__Short task__. Go through the records and show each line where the word "нужныя" occurs.

[Data entries]
◆ ◆ ◆ ◆ ◆

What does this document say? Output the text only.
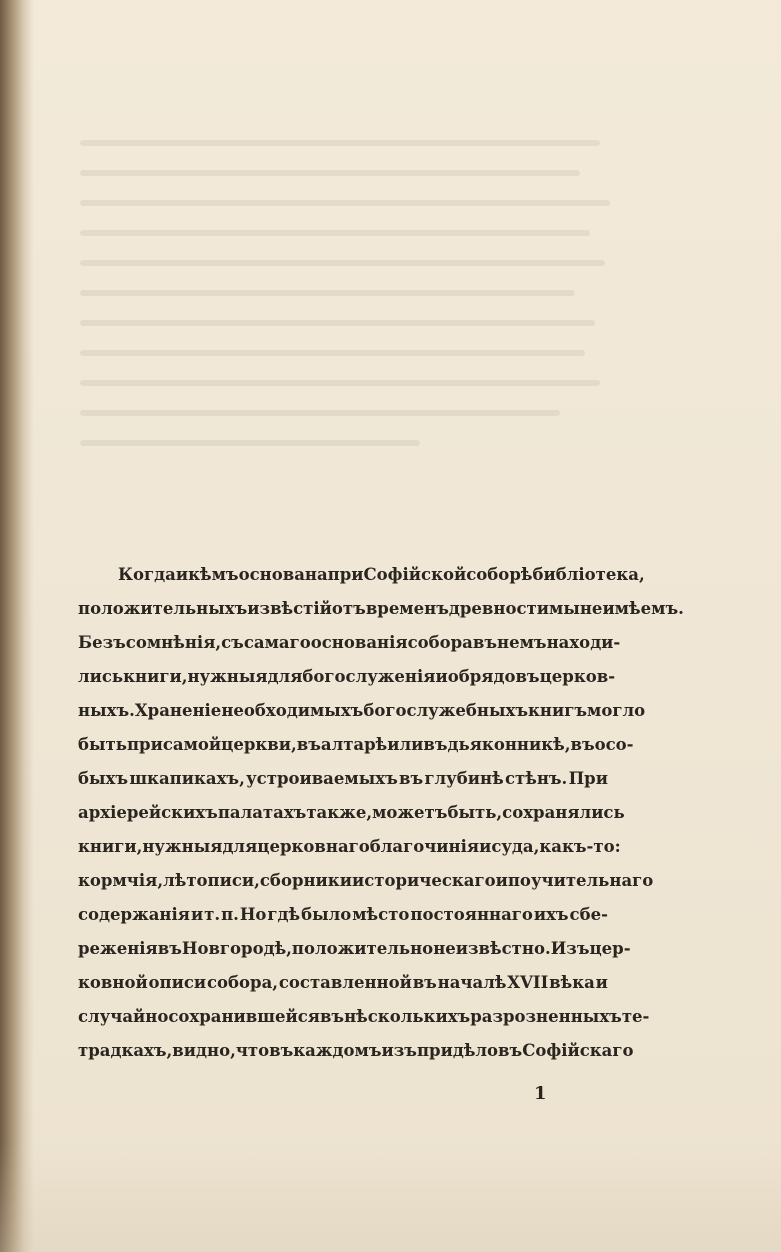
Когда и кѣмъ основана при Софійской соборѣ библіотека,
положительныхъ извѣстій отъ временъ древности мы не имѣемъ.
Безъ сомнѣнія, съ самаго основанія собора въ немъ находи-
лись книги, нужныя для богослуженія и обрядовъ церков-
ныхъ. Храненіе необходимыхъ богослужебныхъ книгъ могло
быть при самой церкви, въ алтарѣ или въ дьяконникѣ, въ осо-
быхъ шкапикахъ, устроиваемыхъ въ глубинѣ стѣнъ. При
архіерейскихъ палатахъ также, можетъ быть, сохранялись
книги, нужныя для церковнаго благочинія и суда, какъ-то:
кормчія, лѣтописи, сборники историческаго и поучительнаго
содержанія и т. п. Но гдѣ было мѣсто постояннаго ихъ сбе-
реженія въ Новгородѣ, положительно неизвѣстно. Изъ цер-
ковной описи собора, составленной въ началѣ XVII вѣка и
случайно сохранившейся въ нѣсколькихъ разрозненныхъ те-
традкахъ, видно, что въ каждомъ изъ придѣловъ Софійскаго
1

◆ ◆ ◆ ◆ ◆

__Answer in full__.
лись книги, нужныя для богослуженія и обрядовъ церков-
книги, нужныя для церковнаго благочинія и суда, какъ-то:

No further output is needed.